● **DIRECTIONS**: Below are some records. Write out the lines from the one containing "Transcribe this image's" to the last line, word for word, leaving out pictures.

● **RECORDS SHOWN**:
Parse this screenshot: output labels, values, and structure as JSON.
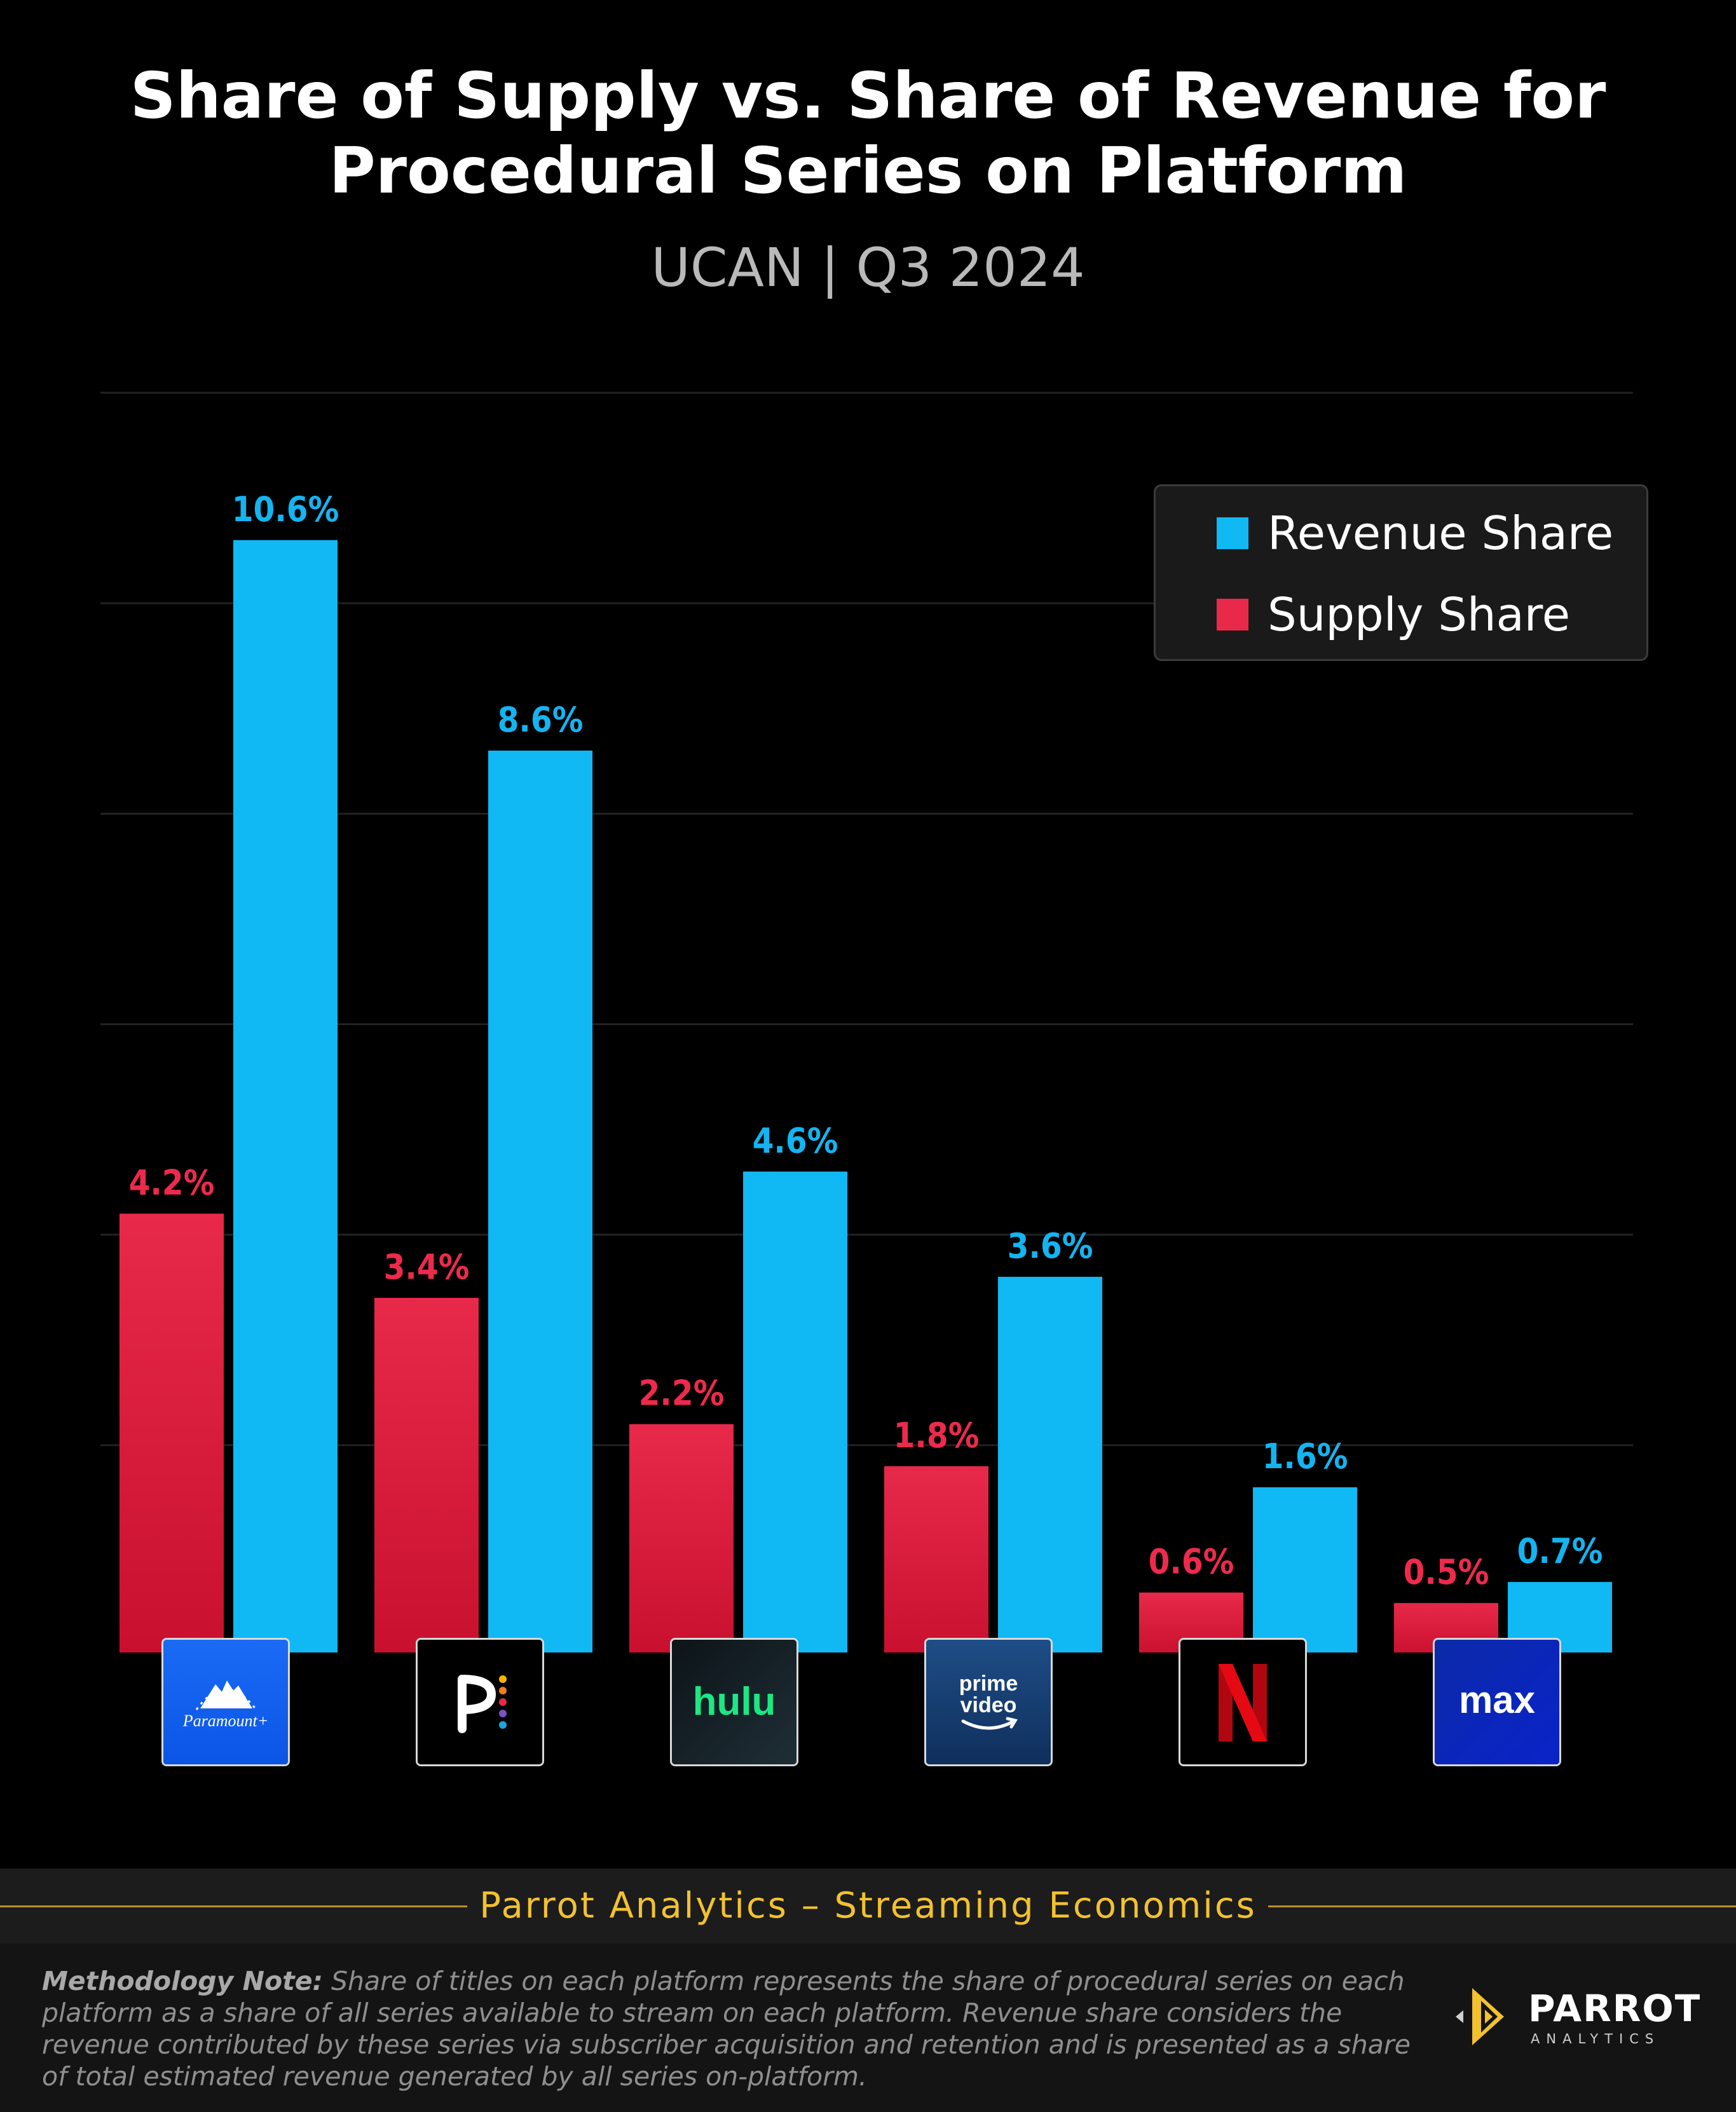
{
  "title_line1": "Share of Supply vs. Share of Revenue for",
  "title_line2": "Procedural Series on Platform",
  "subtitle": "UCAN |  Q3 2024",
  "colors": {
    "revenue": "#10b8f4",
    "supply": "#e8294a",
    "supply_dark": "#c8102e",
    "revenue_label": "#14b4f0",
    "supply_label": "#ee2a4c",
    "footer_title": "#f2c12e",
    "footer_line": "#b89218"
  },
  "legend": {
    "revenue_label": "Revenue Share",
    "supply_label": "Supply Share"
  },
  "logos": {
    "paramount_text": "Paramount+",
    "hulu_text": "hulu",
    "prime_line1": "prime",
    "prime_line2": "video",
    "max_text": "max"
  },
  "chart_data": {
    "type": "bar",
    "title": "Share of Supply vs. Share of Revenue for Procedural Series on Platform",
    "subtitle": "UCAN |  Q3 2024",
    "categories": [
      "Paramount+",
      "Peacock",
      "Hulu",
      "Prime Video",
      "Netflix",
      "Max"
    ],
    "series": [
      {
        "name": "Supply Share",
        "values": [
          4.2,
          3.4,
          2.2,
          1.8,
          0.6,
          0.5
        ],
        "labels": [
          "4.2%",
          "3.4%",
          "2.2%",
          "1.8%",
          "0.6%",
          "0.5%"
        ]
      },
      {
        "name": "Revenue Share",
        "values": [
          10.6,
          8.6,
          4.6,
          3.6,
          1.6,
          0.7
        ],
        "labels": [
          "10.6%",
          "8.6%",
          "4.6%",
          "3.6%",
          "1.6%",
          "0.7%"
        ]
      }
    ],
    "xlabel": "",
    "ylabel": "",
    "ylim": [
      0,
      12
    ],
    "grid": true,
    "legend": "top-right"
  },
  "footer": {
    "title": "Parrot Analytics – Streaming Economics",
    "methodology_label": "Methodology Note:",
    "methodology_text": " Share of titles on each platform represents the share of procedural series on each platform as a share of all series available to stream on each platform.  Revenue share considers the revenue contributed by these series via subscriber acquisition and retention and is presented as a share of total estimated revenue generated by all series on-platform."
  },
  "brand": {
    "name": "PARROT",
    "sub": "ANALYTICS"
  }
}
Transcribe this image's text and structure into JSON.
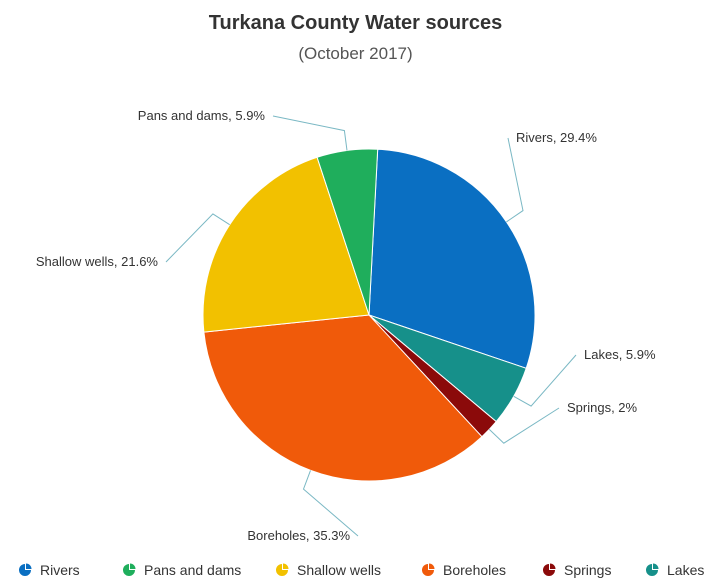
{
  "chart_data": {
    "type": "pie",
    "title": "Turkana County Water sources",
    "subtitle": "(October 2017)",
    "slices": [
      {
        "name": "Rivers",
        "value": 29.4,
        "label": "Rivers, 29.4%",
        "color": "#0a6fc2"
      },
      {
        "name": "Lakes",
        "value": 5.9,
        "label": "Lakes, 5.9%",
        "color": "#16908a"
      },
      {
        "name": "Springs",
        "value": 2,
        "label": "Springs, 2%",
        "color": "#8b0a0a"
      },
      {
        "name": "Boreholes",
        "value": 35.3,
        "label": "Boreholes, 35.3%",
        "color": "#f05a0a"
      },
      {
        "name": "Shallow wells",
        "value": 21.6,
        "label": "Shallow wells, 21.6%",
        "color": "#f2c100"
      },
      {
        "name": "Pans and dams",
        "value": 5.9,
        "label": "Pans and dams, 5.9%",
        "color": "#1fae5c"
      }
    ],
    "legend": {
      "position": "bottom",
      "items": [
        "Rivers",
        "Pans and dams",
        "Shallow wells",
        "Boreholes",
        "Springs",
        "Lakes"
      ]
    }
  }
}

● **EXERCISE ANSWER**:
Transcribe this image's text and structure into JSON.
{
  "chart_data": {
    "type": "pie",
    "title": "Turkana County Water sources",
    "subtitle": "(October 2017)",
    "slices": [
      {
        "name": "Rivers",
        "value": 29.4,
        "label": "Rivers, 29.4%",
        "color": "#0a6fc2"
      },
      {
        "name": "Lakes",
        "value": 5.9,
        "label": "Lakes, 5.9%",
        "color": "#16908a"
      },
      {
        "name": "Springs",
        "value": 2,
        "label": "Springs, 2%",
        "color": "#8b0a0a"
      },
      {
        "name": "Boreholes",
        "value": 35.3,
        "label": "Boreholes, 35.3%",
        "color": "#f05a0a"
      },
      {
        "name": "Shallow wells",
        "value": 21.6,
        "label": "Shallow wells, 21.6%",
        "color": "#f2c100"
      },
      {
        "name": "Pans and dams",
        "value": 5.9,
        "label": "Pans and dams, 5.9%",
        "color": "#1fae5c"
      }
    ],
    "legend": {
      "position": "bottom",
      "items": [
        "Rivers",
        "Pans and dams",
        "Shallow wells",
        "Boreholes",
        "Springs",
        "Lakes"
      ]
    }
  }
}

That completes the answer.